start THE DATA

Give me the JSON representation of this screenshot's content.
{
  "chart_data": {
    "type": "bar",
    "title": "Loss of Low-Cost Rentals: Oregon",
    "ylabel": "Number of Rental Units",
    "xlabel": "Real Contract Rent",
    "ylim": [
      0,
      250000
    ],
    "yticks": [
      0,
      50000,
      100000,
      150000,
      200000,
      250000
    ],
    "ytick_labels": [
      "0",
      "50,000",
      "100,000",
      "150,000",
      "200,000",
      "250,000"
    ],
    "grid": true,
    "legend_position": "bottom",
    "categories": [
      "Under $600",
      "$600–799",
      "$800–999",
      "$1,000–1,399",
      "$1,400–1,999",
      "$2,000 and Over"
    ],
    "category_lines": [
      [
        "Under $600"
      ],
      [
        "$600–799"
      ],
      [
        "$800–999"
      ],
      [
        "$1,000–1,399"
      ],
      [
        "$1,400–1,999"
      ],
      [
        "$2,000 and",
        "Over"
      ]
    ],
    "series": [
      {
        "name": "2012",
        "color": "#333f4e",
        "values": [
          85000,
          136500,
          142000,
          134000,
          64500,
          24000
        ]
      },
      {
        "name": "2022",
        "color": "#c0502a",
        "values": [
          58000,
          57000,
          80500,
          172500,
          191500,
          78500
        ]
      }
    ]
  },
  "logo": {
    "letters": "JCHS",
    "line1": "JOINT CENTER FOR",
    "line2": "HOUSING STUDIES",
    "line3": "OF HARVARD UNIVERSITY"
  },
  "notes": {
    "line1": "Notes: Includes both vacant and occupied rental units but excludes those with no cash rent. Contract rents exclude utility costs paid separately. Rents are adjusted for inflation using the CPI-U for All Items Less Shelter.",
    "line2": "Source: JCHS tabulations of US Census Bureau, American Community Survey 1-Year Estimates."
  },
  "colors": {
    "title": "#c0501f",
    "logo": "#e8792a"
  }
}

end THE DATA

- _OBJECTIVE_: Reproduce every record above exactly as it appears.

- _WRITTEN SOLUTION_:
Give me the JSON representation of this screenshot's content.
{
  "chart_data": {
    "type": "bar",
    "title": "Loss of Low-Cost Rentals: Oregon",
    "ylabel": "Number of Rental Units",
    "xlabel": "Real Contract Rent",
    "ylim": [
      0,
      250000
    ],
    "yticks": [
      0,
      50000,
      100000,
      150000,
      200000,
      250000
    ],
    "ytick_labels": [
      "0",
      "50,000",
      "100,000",
      "150,000",
      "200,000",
      "250,000"
    ],
    "grid": true,
    "legend_position": "bottom",
    "categories": [
      "Under $600",
      "$600–799",
      "$800–999",
      "$1,000–1,399",
      "$1,400–1,999",
      "$2,000 and Over"
    ],
    "category_lines": [
      [
        "Under $600"
      ],
      [
        "$600–799"
      ],
      [
        "$800–999"
      ],
      [
        "$1,000–1,399"
      ],
      [
        "$1,400–1,999"
      ],
      [
        "$2,000 and",
        "Over"
      ]
    ],
    "series": [
      {
        "name": "2012",
        "color": "#333f4e",
        "values": [
          85000,
          136500,
          142000,
          134000,
          64500,
          24000
        ]
      },
      {
        "name": "2022",
        "color": "#c0502a",
        "values": [
          58000,
          57000,
          80500,
          172500,
          191500,
          78500
        ]
      }
    ]
  },
  "logo": {
    "letters": "JCHS",
    "line1": "JOINT CENTER FOR",
    "line2": "HOUSING STUDIES",
    "line3": "OF HARVARD UNIVERSITY"
  },
  "notes": {
    "line1": "Notes: Includes both vacant and occupied rental units but excludes those with no cash rent. Contract rents exclude utility costs paid separately. Rents are adjusted for inflation using the CPI-U for All Items Less Shelter.",
    "line2": "Source: JCHS tabulations of US Census Bureau, American Community Survey 1-Year Estimates."
  },
  "colors": {
    "title": "#c0501f",
    "logo": "#e8792a"
  }
}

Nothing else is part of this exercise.